## AUFGABENSTELLUNG
Geben Sie aus dem nachstehenden Textauszug über die Aktion auf der Marienstraße die Stelle von „Rund 45 Minuten“ bis einschließlich „sagte Brigitte Averdung-Häfner.“ wortgetreu wieder.

## TEXTAUSZUG ZUR PRÜFUNG

☆ ☆ ☆ ☆

Aufräumtruppe gegen Temposünder auf der Marienstraße in Eschweiler

Sensibilisierungs- und Aufräumtruppe : Mit Schildern gegen Temposünder auf der Marienstraße

„Gefahr“; „Schritt fahren“ und „Hier 7 km“ steht auf den Schildern der Sensibilisierungs- und Aufräumtruppe aus Eschweiler,als sie am Montag auf der Marienstraße auf das Tempolimit aufmerksam gemacht haben.

Rund 45 Minuten standen die fünf Demonstranten an der Straße und setzen sich dafür ein, dass die Autos den verkehrsberuhigten Bereich respektieren, der auf der Straße in der Innenstadt Eschweilers ausgewiesen ist. „Viele wissen gar nicht, dass hier nur maximal sieben Stundenkilometer gefahren werden dürfen“, sagte Brigitte Averdung-Häfner.

☆ ☆ ☆ ☆

## DIE DATEN

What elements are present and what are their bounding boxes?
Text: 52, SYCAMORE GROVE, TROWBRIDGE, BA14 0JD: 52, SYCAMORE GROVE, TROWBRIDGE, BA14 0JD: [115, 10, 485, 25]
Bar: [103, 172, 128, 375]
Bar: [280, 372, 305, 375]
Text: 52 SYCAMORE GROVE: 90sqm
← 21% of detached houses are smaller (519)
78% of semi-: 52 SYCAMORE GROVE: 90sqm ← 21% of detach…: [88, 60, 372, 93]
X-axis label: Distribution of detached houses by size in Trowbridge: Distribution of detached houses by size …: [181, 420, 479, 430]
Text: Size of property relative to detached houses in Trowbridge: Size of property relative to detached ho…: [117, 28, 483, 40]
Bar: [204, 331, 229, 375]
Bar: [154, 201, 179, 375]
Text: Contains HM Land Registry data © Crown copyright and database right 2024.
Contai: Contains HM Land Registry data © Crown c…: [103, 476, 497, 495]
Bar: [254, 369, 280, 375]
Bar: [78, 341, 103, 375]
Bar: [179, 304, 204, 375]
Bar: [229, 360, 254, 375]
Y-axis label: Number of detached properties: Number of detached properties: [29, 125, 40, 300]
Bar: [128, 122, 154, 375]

☆ ☆ ☆ ☆

## ERGEBNIS
Rund 45 Minuten standen die fünf Demonstranten an der Straße und setzen sich dafür ein, dass die Autos den verkehrsberuhigten Bereich respektieren, der auf der Straße in der Innenstadt Eschweilers ausgewiesen ist. „Viele wissen gar nicht, dass hier nur maximal sieben Stundenkilometer gefahren werden dürfen“, sagte Brigitte Averdung-Häfner.